___ Source material ___
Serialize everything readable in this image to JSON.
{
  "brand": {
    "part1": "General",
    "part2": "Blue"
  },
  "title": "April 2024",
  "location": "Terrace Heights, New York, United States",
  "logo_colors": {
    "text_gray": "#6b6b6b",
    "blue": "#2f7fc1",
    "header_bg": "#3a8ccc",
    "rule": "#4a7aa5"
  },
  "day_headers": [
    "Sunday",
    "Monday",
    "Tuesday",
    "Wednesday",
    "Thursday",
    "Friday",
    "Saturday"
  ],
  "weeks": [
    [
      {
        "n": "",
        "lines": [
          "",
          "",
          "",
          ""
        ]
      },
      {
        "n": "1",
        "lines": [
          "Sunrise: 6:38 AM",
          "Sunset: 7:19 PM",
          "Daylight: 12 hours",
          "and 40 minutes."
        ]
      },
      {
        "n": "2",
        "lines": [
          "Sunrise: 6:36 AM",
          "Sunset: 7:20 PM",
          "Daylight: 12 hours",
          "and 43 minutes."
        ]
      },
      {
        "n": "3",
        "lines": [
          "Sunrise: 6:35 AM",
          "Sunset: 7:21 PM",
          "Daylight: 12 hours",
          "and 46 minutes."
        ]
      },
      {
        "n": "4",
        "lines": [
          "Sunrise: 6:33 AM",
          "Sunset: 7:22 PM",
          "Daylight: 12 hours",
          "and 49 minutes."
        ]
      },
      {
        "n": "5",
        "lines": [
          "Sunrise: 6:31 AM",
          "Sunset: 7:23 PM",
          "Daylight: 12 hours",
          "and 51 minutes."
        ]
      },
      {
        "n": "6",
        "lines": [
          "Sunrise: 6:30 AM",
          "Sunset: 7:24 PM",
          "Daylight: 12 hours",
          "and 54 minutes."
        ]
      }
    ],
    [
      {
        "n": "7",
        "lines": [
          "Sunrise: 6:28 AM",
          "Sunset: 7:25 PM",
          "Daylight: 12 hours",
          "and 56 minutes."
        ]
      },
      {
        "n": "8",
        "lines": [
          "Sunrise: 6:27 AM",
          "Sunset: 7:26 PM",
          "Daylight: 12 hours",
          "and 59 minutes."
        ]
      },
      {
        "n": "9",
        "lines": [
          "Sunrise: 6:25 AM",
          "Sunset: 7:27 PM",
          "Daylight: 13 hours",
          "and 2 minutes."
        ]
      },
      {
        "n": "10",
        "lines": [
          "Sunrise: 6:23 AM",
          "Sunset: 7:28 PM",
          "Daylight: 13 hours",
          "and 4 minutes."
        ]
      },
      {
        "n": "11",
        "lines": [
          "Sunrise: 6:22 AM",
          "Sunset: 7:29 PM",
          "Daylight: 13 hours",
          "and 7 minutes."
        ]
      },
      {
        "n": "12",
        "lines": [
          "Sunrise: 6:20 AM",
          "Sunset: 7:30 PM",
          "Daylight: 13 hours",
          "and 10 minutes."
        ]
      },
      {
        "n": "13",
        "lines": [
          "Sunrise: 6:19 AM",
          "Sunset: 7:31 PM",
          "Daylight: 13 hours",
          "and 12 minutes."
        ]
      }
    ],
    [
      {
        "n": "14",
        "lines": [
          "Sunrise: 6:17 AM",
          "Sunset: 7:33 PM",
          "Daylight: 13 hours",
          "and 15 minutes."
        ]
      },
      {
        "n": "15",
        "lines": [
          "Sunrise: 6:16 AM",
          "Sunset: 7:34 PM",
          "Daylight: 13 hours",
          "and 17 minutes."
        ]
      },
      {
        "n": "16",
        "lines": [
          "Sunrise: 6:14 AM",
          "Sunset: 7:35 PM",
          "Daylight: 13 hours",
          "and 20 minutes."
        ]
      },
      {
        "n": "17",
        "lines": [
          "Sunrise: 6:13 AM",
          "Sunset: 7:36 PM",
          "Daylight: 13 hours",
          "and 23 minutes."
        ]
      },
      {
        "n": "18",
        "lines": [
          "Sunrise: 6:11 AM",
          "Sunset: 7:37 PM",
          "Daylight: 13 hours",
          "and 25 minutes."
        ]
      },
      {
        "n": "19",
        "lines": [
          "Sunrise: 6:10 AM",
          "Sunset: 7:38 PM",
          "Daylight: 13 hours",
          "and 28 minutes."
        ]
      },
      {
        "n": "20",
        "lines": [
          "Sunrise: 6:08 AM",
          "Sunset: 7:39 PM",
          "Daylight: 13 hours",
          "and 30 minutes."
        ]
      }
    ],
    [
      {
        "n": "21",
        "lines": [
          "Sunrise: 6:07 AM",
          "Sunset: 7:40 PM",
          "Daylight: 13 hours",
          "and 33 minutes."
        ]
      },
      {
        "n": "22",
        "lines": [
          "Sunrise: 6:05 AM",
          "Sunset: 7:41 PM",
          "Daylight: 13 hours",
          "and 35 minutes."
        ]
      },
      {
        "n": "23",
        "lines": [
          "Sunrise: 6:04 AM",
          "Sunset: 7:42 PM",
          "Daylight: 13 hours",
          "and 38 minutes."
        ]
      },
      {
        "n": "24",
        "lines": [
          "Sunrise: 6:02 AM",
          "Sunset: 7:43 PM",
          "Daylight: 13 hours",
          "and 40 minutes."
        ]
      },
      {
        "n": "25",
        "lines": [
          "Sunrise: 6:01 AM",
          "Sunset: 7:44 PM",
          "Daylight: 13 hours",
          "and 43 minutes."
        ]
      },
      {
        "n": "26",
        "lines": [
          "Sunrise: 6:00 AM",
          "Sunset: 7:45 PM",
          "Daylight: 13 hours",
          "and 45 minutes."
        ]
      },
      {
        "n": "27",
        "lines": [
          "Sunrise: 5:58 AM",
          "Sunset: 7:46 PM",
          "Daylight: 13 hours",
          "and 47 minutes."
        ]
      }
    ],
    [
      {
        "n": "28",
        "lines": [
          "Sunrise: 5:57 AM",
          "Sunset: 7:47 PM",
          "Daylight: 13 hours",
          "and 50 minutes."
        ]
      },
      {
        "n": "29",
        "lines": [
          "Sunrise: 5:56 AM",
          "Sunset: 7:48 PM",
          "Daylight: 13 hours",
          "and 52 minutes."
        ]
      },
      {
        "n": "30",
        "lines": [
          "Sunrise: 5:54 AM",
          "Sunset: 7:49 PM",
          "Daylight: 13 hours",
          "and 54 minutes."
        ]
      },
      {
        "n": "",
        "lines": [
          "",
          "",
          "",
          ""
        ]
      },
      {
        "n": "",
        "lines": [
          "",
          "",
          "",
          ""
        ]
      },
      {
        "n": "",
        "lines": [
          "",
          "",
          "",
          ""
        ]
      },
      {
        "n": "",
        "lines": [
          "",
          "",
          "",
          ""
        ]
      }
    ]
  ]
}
___
> [Problem]
All of the entries above need to be reproduced exactly.

> [Task solution]
Serialize everything readable in this image to JSON.
{
  "brand": {
    "part1": "General",
    "part2": "Blue"
  },
  "title": "April 2024",
  "location": "Terrace Heights, New York, United States",
  "logo_colors": {
    "text_gray": "#6b6b6b",
    "blue": "#2f7fc1",
    "header_bg": "#3a8ccc",
    "rule": "#4a7aa5"
  },
  "day_headers": [
    "Sunday",
    "Monday",
    "Tuesday",
    "Wednesday",
    "Thursday",
    "Friday",
    "Saturday"
  ],
  "weeks": [
    [
      {
        "n": "",
        "lines": [
          "",
          "",
          "",
          ""
        ]
      },
      {
        "n": "1",
        "lines": [
          "Sunrise: 6:38 AM",
          "Sunset: 7:19 PM",
          "Daylight: 12 hours",
          "and 40 minutes."
        ]
      },
      {
        "n": "2",
        "lines": [
          "Sunrise: 6:36 AM",
          "Sunset: 7:20 PM",
          "Daylight: 12 hours",
          "and 43 minutes."
        ]
      },
      {
        "n": "3",
        "lines": [
          "Sunrise: 6:35 AM",
          "Sunset: 7:21 PM",
          "Daylight: 12 hours",
          "and 46 minutes."
        ]
      },
      {
        "n": "4",
        "lines": [
          "Sunrise: 6:33 AM",
          "Sunset: 7:22 PM",
          "Daylight: 12 hours",
          "and 49 minutes."
        ]
      },
      {
        "n": "5",
        "lines": [
          "Sunrise: 6:31 AM",
          "Sunset: 7:23 PM",
          "Daylight: 12 hours",
          "and 51 minutes."
        ]
      },
      {
        "n": "6",
        "lines": [
          "Sunrise: 6:30 AM",
          "Sunset: 7:24 PM",
          "Daylight: 12 hours",
          "and 54 minutes."
        ]
      }
    ],
    [
      {
        "n": "7",
        "lines": [
          "Sunrise: 6:28 AM",
          "Sunset: 7:25 PM",
          "Daylight: 12 hours",
          "and 56 minutes."
        ]
      },
      {
        "n": "8",
        "lines": [
          "Sunrise: 6:27 AM",
          "Sunset: 7:26 PM",
          "Daylight: 12 hours",
          "and 59 minutes."
        ]
      },
      {
        "n": "9",
        "lines": [
          "Sunrise: 6:25 AM",
          "Sunset: 7:27 PM",
          "Daylight: 13 hours",
          "and 2 minutes."
        ]
      },
      {
        "n": "10",
        "lines": [
          "Sunrise: 6:23 AM",
          "Sunset: 7:28 PM",
          "Daylight: 13 hours",
          "and 4 minutes."
        ]
      },
      {
        "n": "11",
        "lines": [
          "Sunrise: 6:22 AM",
          "Sunset: 7:29 PM",
          "Daylight: 13 hours",
          "and 7 minutes."
        ]
      },
      {
        "n": "12",
        "lines": [
          "Sunrise: 6:20 AM",
          "Sunset: 7:30 PM",
          "Daylight: 13 hours",
          "and 10 minutes."
        ]
      },
      {
        "n": "13",
        "lines": [
          "Sunrise: 6:19 AM",
          "Sunset: 7:31 PM",
          "Daylight: 13 hours",
          "and 12 minutes."
        ]
      }
    ],
    [
      {
        "n": "14",
        "lines": [
          "Sunrise: 6:17 AM",
          "Sunset: 7:33 PM",
          "Daylight: 13 hours",
          "and 15 minutes."
        ]
      },
      {
        "n": "15",
        "lines": [
          "Sunrise: 6:16 AM",
          "Sunset: 7:34 PM",
          "Daylight: 13 hours",
          "and 17 minutes."
        ]
      },
      {
        "n": "16",
        "lines": [
          "Sunrise: 6:14 AM",
          "Sunset: 7:35 PM",
          "Daylight: 13 hours",
          "and 20 minutes."
        ]
      },
      {
        "n": "17",
        "lines": [
          "Sunrise: 6:13 AM",
          "Sunset: 7:36 PM",
          "Daylight: 13 hours",
          "and 23 minutes."
        ]
      },
      {
        "n": "18",
        "lines": [
          "Sunrise: 6:11 AM",
          "Sunset: 7:37 PM",
          "Daylight: 13 hours",
          "and 25 minutes."
        ]
      },
      {
        "n": "19",
        "lines": [
          "Sunrise: 6:10 AM",
          "Sunset: 7:38 PM",
          "Daylight: 13 hours",
          "and 28 minutes."
        ]
      },
      {
        "n": "20",
        "lines": [
          "Sunrise: 6:08 AM",
          "Sunset: 7:39 PM",
          "Daylight: 13 hours",
          "and 30 minutes."
        ]
      }
    ],
    [
      {
        "n": "21",
        "lines": [
          "Sunrise: 6:07 AM",
          "Sunset: 7:40 PM",
          "Daylight: 13 hours",
          "and 33 minutes."
        ]
      },
      {
        "n": "22",
        "lines": [
          "Sunrise: 6:05 AM",
          "Sunset: 7:41 PM",
          "Daylight: 13 hours",
          "and 35 minutes."
        ]
      },
      {
        "n": "23",
        "lines": [
          "Sunrise: 6:04 AM",
          "Sunset: 7:42 PM",
          "Daylight: 13 hours",
          "and 38 minutes."
        ]
      },
      {
        "n": "24",
        "lines": [
          "Sunrise: 6:02 AM",
          "Sunset: 7:43 PM",
          "Daylight: 13 hours",
          "and 40 minutes."
        ]
      },
      {
        "n": "25",
        "lines": [
          "Sunrise: 6:01 AM",
          "Sunset: 7:44 PM",
          "Daylight: 13 hours",
          "and 43 minutes."
        ]
      },
      {
        "n": "26",
        "lines": [
          "Sunrise: 6:00 AM",
          "Sunset: 7:45 PM",
          "Daylight: 13 hours",
          "and 45 minutes."
        ]
      },
      {
        "n": "27",
        "lines": [
          "Sunrise: 5:58 AM",
          "Sunset: 7:46 PM",
          "Daylight: 13 hours",
          "and 47 minutes."
        ]
      }
    ],
    [
      {
        "n": "28",
        "lines": [
          "Sunrise: 5:57 AM",
          "Sunset: 7:47 PM",
          "Daylight: 13 hours",
          "and 50 minutes."
        ]
      },
      {
        "n": "29",
        "lines": [
          "Sunrise: 5:56 AM",
          "Sunset: 7:48 PM",
          "Daylight: 13 hours",
          "and 52 minutes."
        ]
      },
      {
        "n": "30",
        "lines": [
          "Sunrise: 5:54 AM",
          "Sunset: 7:49 PM",
          "Daylight: 13 hours",
          "and 54 minutes."
        ]
      },
      {
        "n": "",
        "lines": [
          "",
          "",
          "",
          ""
        ]
      },
      {
        "n": "",
        "lines": [
          "",
          "",
          "",
          ""
        ]
      },
      {
        "n": "",
        "lines": [
          "",
          "",
          "",
          ""
        ]
      },
      {
        "n": "",
        "lines": [
          "",
          "",
          "",
          ""
        ]
      }
    ]
  ]
}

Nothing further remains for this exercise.